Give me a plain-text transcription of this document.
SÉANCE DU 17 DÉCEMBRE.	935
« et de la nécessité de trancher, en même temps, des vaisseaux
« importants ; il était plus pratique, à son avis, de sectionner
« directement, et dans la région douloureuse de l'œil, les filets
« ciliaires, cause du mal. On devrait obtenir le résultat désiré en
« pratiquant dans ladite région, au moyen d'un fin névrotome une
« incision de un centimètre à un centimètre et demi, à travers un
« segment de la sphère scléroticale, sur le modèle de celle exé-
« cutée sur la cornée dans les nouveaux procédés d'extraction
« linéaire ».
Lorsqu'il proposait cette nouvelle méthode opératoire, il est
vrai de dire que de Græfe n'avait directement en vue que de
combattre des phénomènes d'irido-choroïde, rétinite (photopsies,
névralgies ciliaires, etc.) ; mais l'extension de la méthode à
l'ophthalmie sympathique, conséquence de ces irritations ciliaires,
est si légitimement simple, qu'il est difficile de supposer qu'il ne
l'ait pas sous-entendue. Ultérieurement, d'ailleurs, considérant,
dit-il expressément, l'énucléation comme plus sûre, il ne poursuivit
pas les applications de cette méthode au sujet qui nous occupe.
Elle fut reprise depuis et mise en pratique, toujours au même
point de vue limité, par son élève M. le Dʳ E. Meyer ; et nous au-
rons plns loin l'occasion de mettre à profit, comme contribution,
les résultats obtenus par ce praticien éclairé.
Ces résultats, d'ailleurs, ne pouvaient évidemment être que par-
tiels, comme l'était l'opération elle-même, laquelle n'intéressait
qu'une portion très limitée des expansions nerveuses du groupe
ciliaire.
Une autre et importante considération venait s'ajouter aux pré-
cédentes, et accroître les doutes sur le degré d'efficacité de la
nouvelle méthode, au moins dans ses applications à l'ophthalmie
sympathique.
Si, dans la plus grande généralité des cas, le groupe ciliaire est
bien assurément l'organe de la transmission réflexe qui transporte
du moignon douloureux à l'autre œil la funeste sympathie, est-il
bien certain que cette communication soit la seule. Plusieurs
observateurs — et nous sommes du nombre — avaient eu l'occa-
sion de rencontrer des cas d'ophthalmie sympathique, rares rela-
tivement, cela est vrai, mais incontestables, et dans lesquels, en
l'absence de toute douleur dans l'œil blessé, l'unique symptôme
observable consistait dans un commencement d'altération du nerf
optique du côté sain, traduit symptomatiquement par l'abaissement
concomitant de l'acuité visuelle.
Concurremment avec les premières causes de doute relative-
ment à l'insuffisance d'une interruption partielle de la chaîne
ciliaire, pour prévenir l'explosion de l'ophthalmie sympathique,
━━━━
__Required task__: Wherever a line in the data above holds "même", copy that line.

__The solution__:
« et de la nécessité de trancher, en même temps, des vaisseaux
Elle fut reprise depuis et mise en pratique, toujours au même
tiels, comme l'était l'opération elle-même, laquelle n'intéressait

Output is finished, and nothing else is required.